(Data listing)
- - - - -
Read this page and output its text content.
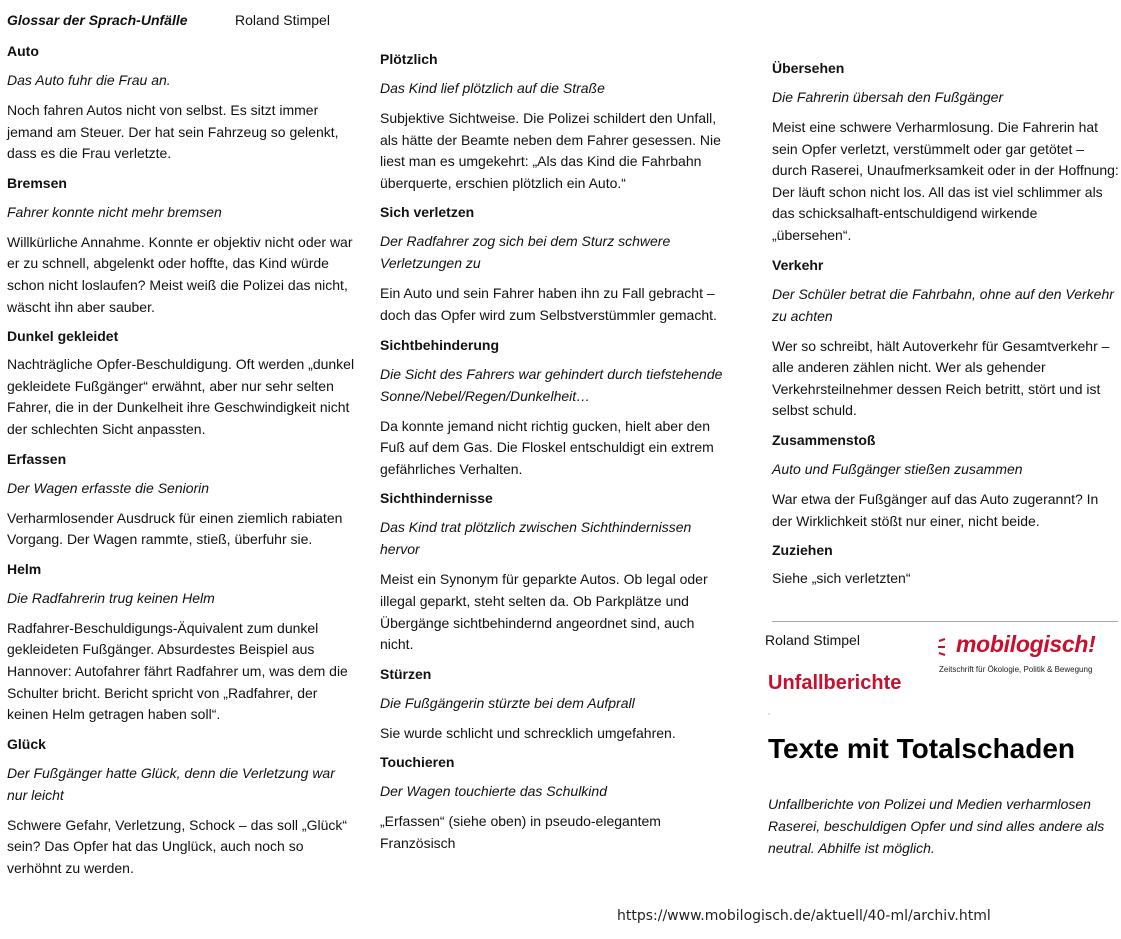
Glossar der Sprach-Unfälle	Roland Stimpel
Auto

Das Auto fuhr die Frau an.

Noch fahren Autos nicht von selbst. Es sitzt immer jemand am Steuer. Der hat sein Fahrzeug so gelenkt, dass es die Frau verletzte.

Bremsen

Fahrer konnte nicht mehr bremsen

Willkürliche Annahme. Konnte er objektiv nicht oder war er zu schnell, abgelenkt oder hoffte, das Kind würde schon nicht loslaufen? Meist weiß die Polizei das nicht, wäscht ihn aber sauber.

Dunkel gekleidet

Nachträgliche Opfer-Beschuldigung. Oft werden „dunkel gekleidete Fußgänger“ erwähnt, aber nur sehr selten Fahrer, die in der Dunkelheit ihre Geschwindigkeit nicht der schlechten Sicht anpassten.

Erfassen

Der Wagen erfasste die Seniorin

Verharmlosender Ausdruck für einen ziemlich rabiaten Vorgang. Der Wagen rammte, stieß, überfuhr sie.

Helm

Die Radfahrerin trug keinen Helm

Radfahrer-Beschuldigungs-Äquivalent zum dunkel gekleideten Fußgänger. Absurdestes Beispiel aus Hannover: Autofahrer fährt Radfahrer um, was dem die Schulter bricht. Bericht spricht von „Radfahrer, der keinen Helm getragen haben soll“.

Glück

Der Fußgänger hatte Glück, denn die Verletzung war nur leicht

Schwere Gefahr, Verletzung, Schock – das soll „Glück“ sein? Das Opfer hat das Unglück, auch noch so verhöhnt zu werden.

Plötzlich

Das Kind lief plötzlich auf die Straße

Subjektive Sichtweise. Die Polizei schildert den Unfall, als hätte der Beamte neben dem Fahrer gesessen. Nie liest man es umgekehrt: „Als das Kind die Fahrbahn überquerte, erschien plötzlich ein Auto.“

Sich verletzen

Der Radfahrer zog sich bei dem Sturz schwere Verletzungen zu

Ein Auto und sein Fahrer haben ihn zu Fall gebracht – doch das Opfer wird zum Selbstverstümmler gemacht.

Sichtbehinderung

Die Sicht des Fahrers war gehindert durch tiefstehende Sonne/Nebel/Regen/Dunkelheit…

Da konnte jemand nicht richtig gucken, hielt aber den Fuß auf dem Gas. Die Floskel entschuldigt ein extrem gefährliches Verhalten.

Sichthindernisse

Das Kind trat plötzlich zwischen Sichthindernissen hervor

Meist ein Synonym für geparkte Autos. Ob legal oder illegal geparkt, steht selten da. Ob Parkplätze und Übergänge sichtbehindernd angeordnet sind, auch nicht.

Stürzen

Die Fußgängerin stürzte bei dem Aufprall

Sie wurde schlicht und schrecklich umgefahren.

Touchieren

Der Wagen touchierte das Schulkind

„Erfassen“ (siehe oben) in pseudo-elegantem Französisch

Übersehen

Die Fahrerin übersah den Fußgänger

Meist eine schwere Verharmlosung. Die Fahrerin hat sein Opfer verletzt, verstümmelt oder gar getötet – durch Raserei, Unaufmerksamkeit oder in der Hoffnung: Der läuft schon nicht los. All das ist viel schlimmer als das schicksalhaft-entschuldigend wirkende „übersehen“.

Verkehr

Der Schüler betrat die Fahrbahn, ohne auf den Verkehr zu achten

Wer so schreibt, hält Autoverkehr für Gesamtverkehr – alle anderen zählen nicht. Wer als gehender Verkehrsteilnehmer dessen Reich betritt, stört und ist selbst schuld.

Zusammenstoß

Auto und Fußgänger stießen zusammen

War etwa der Fußgänger auf das Auto zugerannt? In der Wirklichkeit stößt nur einer, nicht beide.

Zuziehen

Siehe „sich verletzten“

Roland Stimpel	mobilogisch!
Zeitschrift für Ökologie, Politik & Bewegung
Unfallberichte
▫
Texte mit Totalschaden

Unfallberichte von Polizei und Medien verharmlosen Raserei, beschuldigen Opfer und sind alles andere als neutral. Abhilfe ist möglich.

https://www.mobilogisch.de/aktuell/40-ml/archiv.html
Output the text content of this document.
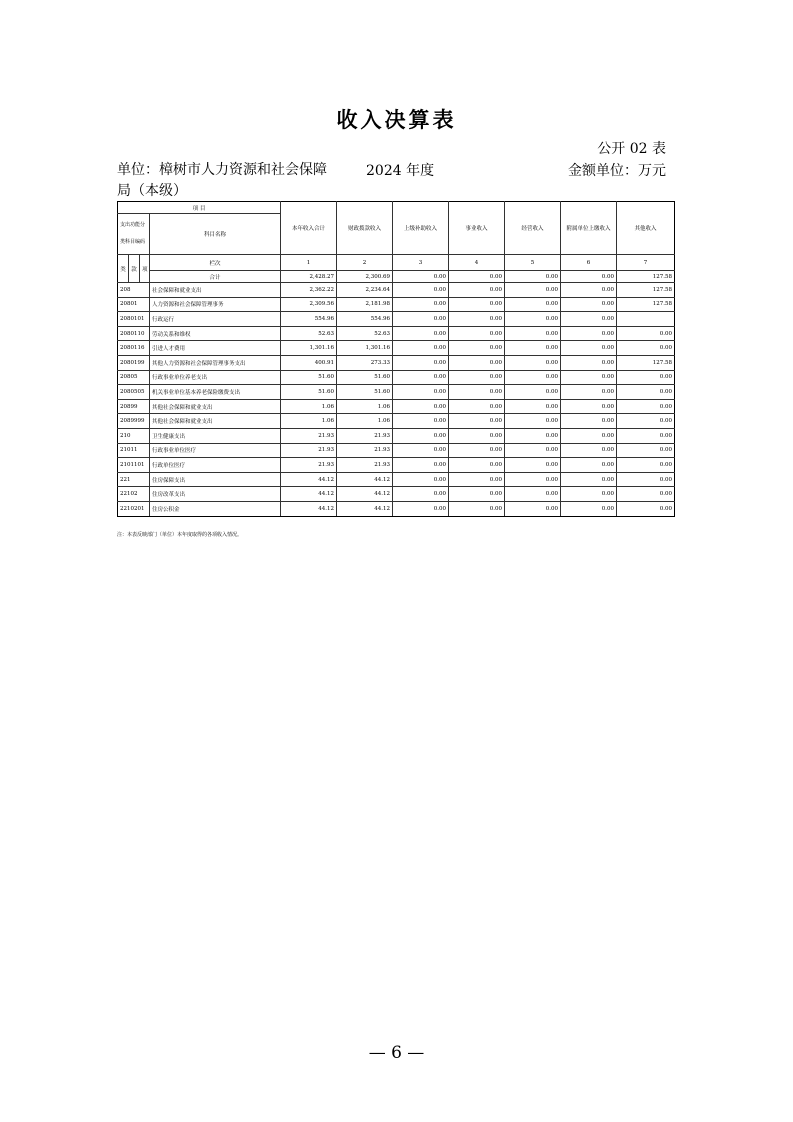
收入决算表
公开 02 表
单位：樟树市人力资源和社会保障局（本级）
2024 年度	金额单位：万元
项 目				本年收入合计	财政拨款收入	上级补助收入	事业收入	经营收入	附属单位上缴收入	其他收入

支出功能分
类科目编码			科目名称							
类	款	项	栏次	1	2	3	4	5	6	7
			合计	2,428.27	2,300.69	0.00	0.00	0.00	0.00	127.58
208			社会保障和就业支出	2,362.22	2,234.64	0.00	0.00	0.00	0.00	127.58
20801			人力资源和社会保障管理事务	2,309.56	2,181.98	0.00	0.00	0.00	0.00	127.58
2080101			行政运行	554.96	554.96	0.00	0.00	0.00	0.00	
2080110			劳动关系和维权	52.63	52.63	0.00	0.00	0.00	0.00	0.00
2080116			引进人才费用	1,301.16	1,301.16	0.00	0.00	0.00	0.00	0.00
2080199			其他人力资源和社会保障管理事务支出	400.91	273.33	0.00	0.00	0.00	0.00	127.58
20805			行政事业单位养老支出	51.60	51.60	0.00	0.00	0.00	0.00	0.00
2080505			机关事业单位基本养老保险缴费支出	51.60	51.60	0.00	0.00	0.00	0.00	0.00
20899			其他社会保障和就业支出	1.06	1.06	0.00	0.00	0.00	0.00	0.00
2089999			其他社会保障和就业支出	1.06	1.06	0.00	0.00	0.00	0.00	0.00
210			卫生健康支出	21.93	21.93	0.00	0.00	0.00	0.00	0.00
21011			行政事业单位医疗	21.93	21.93	0.00	0.00	0.00	0.00	0.00
2101101			行政单位医疗	21.93	21.93	0.00	0.00	0.00	0.00	0.00
221			住房保障支出	44.12	44.12	0.00	0.00	0.00	0.00	0.00
22102			住房改革支出	44.12	44.12	0.00	0.00	0.00	0.00	0.00
2210201			住房公积金	44.12	44.12	0.00	0.00	0.00	0.00	0.00
注：本表反映部门（单位）本年度取得的各项收入情况。
— 6 —
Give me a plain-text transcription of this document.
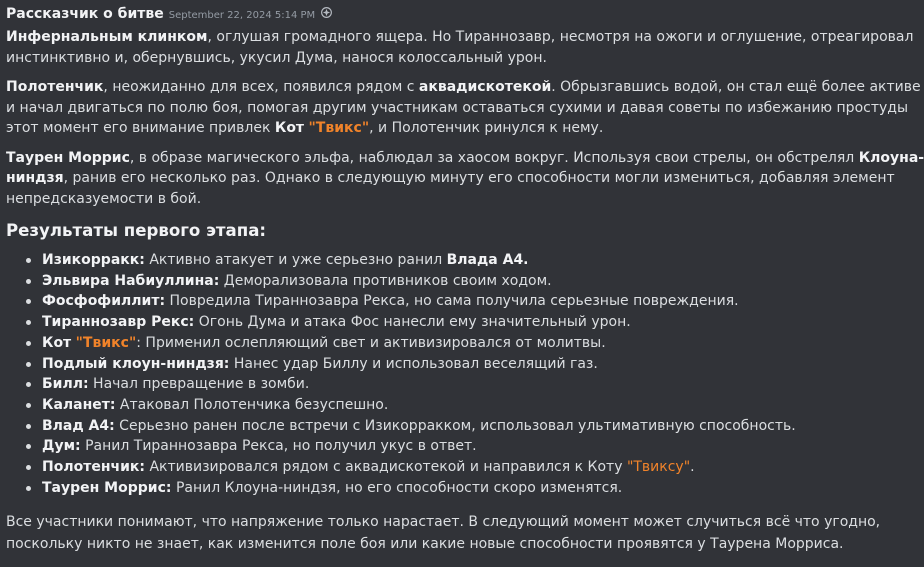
Рассказчик о битве September 22, 2024 5:14 PM

Инфернальным клинком, оглушая громадного ящера. Но Тираннозавр, несмотря на ожоги и оглушение, отреагировал
инстинктивно и, обернувшись, укусил Дума, нанося колоссальный урон.

Полотенчик, неожиданно для всех, появился рядом с аквадискотекой. Обрызгавшись водой, он стал ещё более активе
и начал двигаться по полю боя, помогая другим участникам оставаться сухими и давая советы по избежанию простуды
этот момент его внимание привлек Кот "Твикс", и Полотенчик ринулся к нему.

Таурен Моррис, в образе магического эльфа, наблюдал за хаосом вокруг. Используя свои стрелы, он обстрелял Клоуна-
ниндзя, ранив его несколько раз. Однако в следующую минуту его способности могли измениться, добавляя элемент
непредсказуемости в бой.

Результаты первого этапа:
Изикорракк: Активно атакует и уже серьезно ранил Влада А4.
Эльвира Набиуллина: Деморализовала противников своим ходом.
Фосфофиллит: Повредила Тираннозавра Рекса, но сама получила серьезные повреждения.
Тираннозавр Рекс: Огонь Дума и атака Фос нанесли ему значительный урон.
Кот "Твикс": Применил ослепляющий свет и активизировался от молитвы.
Подлый клоун-ниндзя: Нанес удар Биллу и использовал веселящий газ.
Билл: Начал превращение в зомби.
Каланет: Атаковал Полотенчика безуспешно.
Влад А4: Серьезно ранен после встречи с Изикорракком, использовал ультимативную способность.
Дум: Ранил Тираннозавра Рекса, но получил укус в ответ.
Полотенчик: Активизировался рядом с аквадискотекой и направился к Коту "Твиксу".
Таурен Моррис: Ранил Клоуна-ниндзя, но его способности скоро изменятся.

Все участники понимают, что напряжение только нарастает. В следующий момент может случиться всё что угодно,
поскольку никто не знает, как изменится поле боя или какие новые способности проявятся у Таурена Морриса.
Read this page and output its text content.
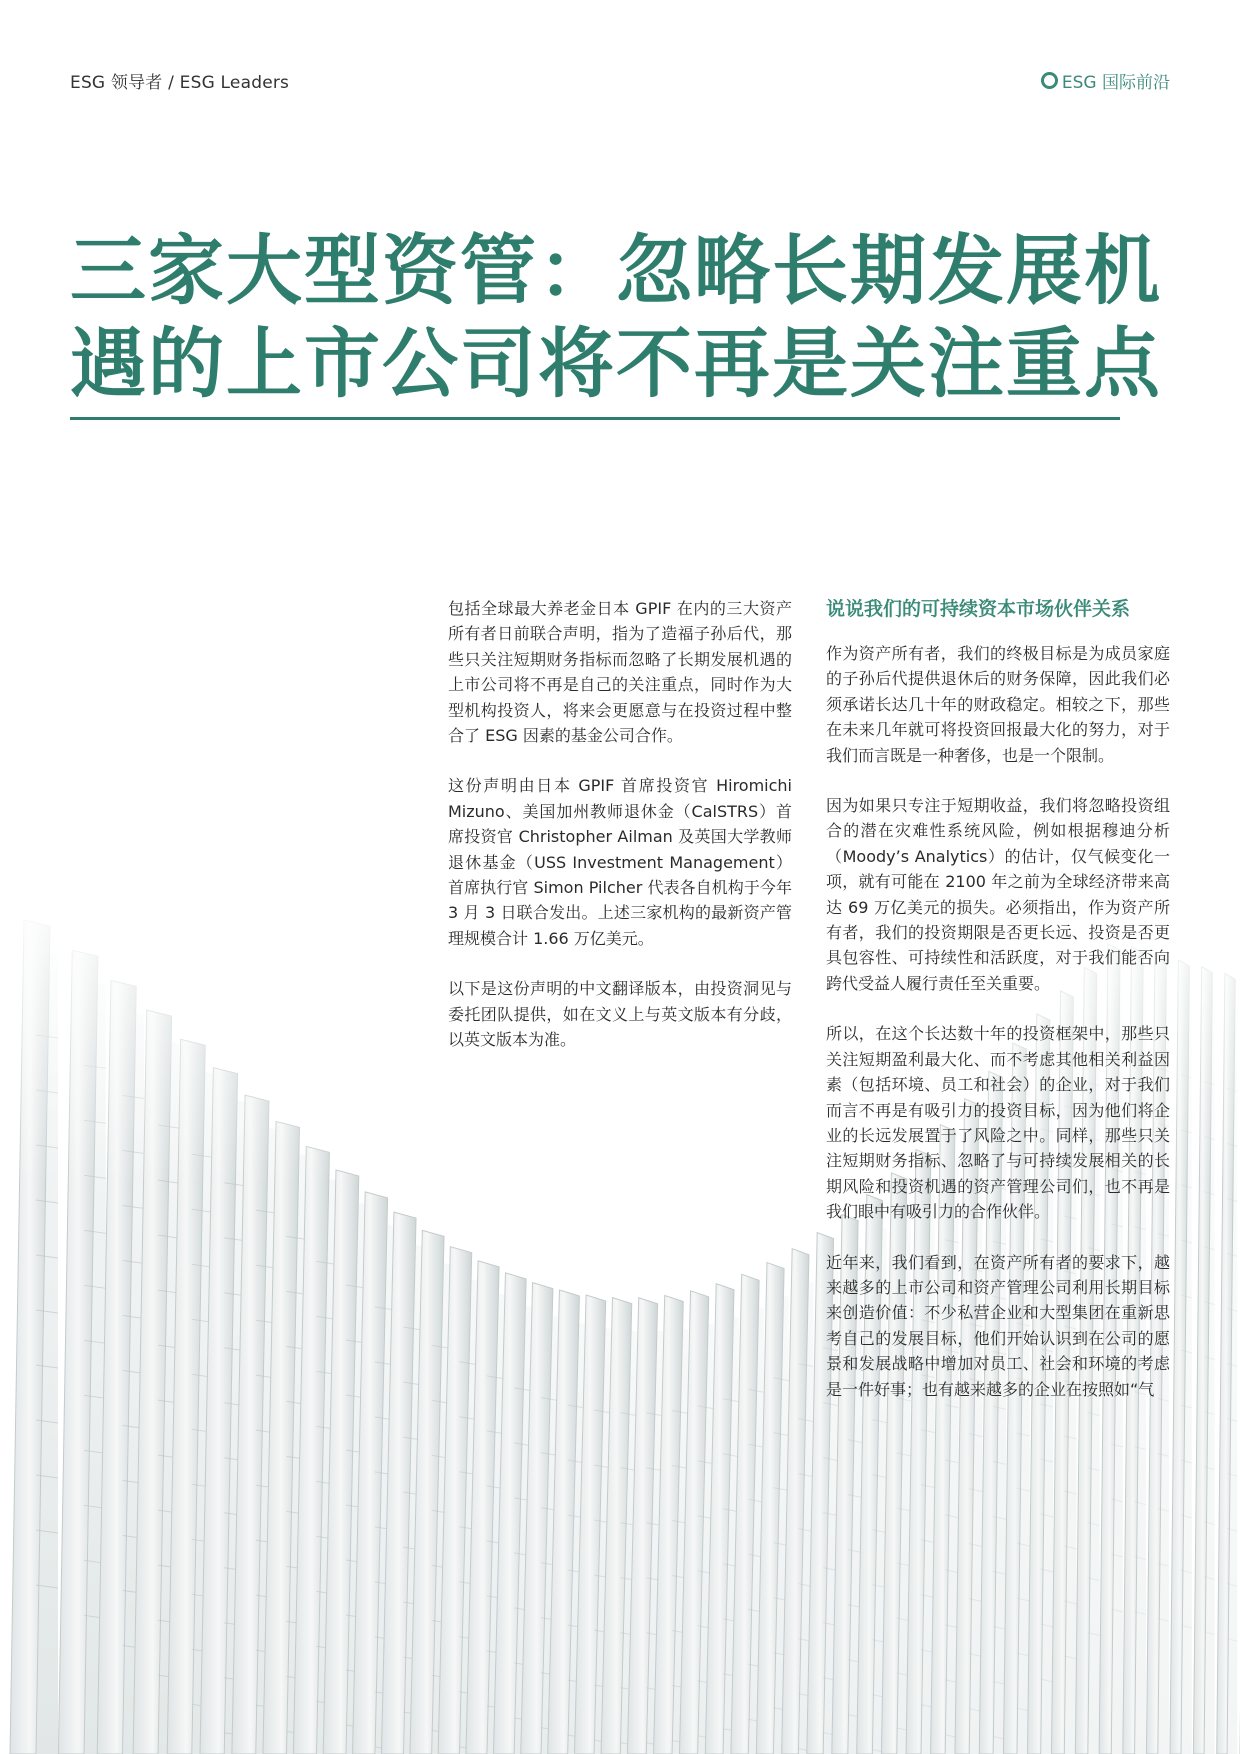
ESG 领导者 / ESG Leaders	ESG 国际前沿
三家大型资管：忽略长期发展机
遇的上市公司将不再是关注重点

包括全球最大养老金日本 GPIF 在内的三大资产所有者日前联合声明，指为了造福子孙后代，那些只关注短期财务指标而忽略了长期发展机遇的上市公司将不再是自己的关注重点，同时作为大型机构投资人，将来会更愿意与在投资过程中整合了 ESG 因素的基金公司合作。

这份声明由日本 GPIF 首席投资官 Hiromichi Mizuno、美国加州教师退休金（CalSTRS）首席投资官 Christopher Ailman 及英国大学教师退休基金（USS Investment Management）首席执行官 Simon Pilcher 代表各自机构于今年 3 月 3 日联合发出。上述三家机构的最新资产管理规模合计 1.66 万亿美元。

以下是这份声明的中文翻译版本，由投资洞见与委托团队提供，如在文义上与英文版本有分歧，以英文版本为准。

说说我们的可持续资本市场伙伴关系

作为资产所有者，我们的终极目标是为成员家庭的子孙后代提供退休后的财务保障，因此我们必须承诺长达几十年的财政稳定。相较之下，那些在未来几年就可将投资回报最大化的努力，对于我们而言既是一种奢侈，也是一个限制。

因为如果只专注于短期收益，我们将忽略投资组合的潜在灾难性系统风险，例如根据穆迪分析（Moody’s Analytics）的估计，仅气候变化一项，就有可能在 2100 年之前为全球经济带来高达 69 万亿美元的损失。必须指出，作为资产所有者，我们的投资期限是否更长远、投资是否更具包容性、可持续性和活跃度，对于我们能否向跨代受益人履行责任至关重要。

所以，在这个长达数十年的投资框架中，那些只关注短期盈利最大化、而不考虑其他相关利益因素（包括环境、员工和社会）的企业，对于我们而言不再是有吸引力的投资目标，因为他们将企业的长远发展置于了风险之中。同样，那些只关注短期财务指标、忽略了与可持续发展相关的长期风险和投资机遇的资产管理公司们，也不再是我们眼中有吸引力的合作伙伴。

近年来，我们看到，在资产所有者的要求下，越来越多的上市公司和资产管理公司利用长期目标来创造价值：不少私营企业和大型集团在重新思考自己的发展目标，他们开始认识到在公司的愿景和发展战略中增加对员工、社会和环境的考虑是一件好事；也有越来越多的企业在按照如“气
- - - - -
TO BE DONE
Copy each line of the listing in which the word "Roland" can be found.

RESPONSE
Glossar der Sprach-Unfälle	Roland Stimpel
Roland Stimpel	mobilogisch!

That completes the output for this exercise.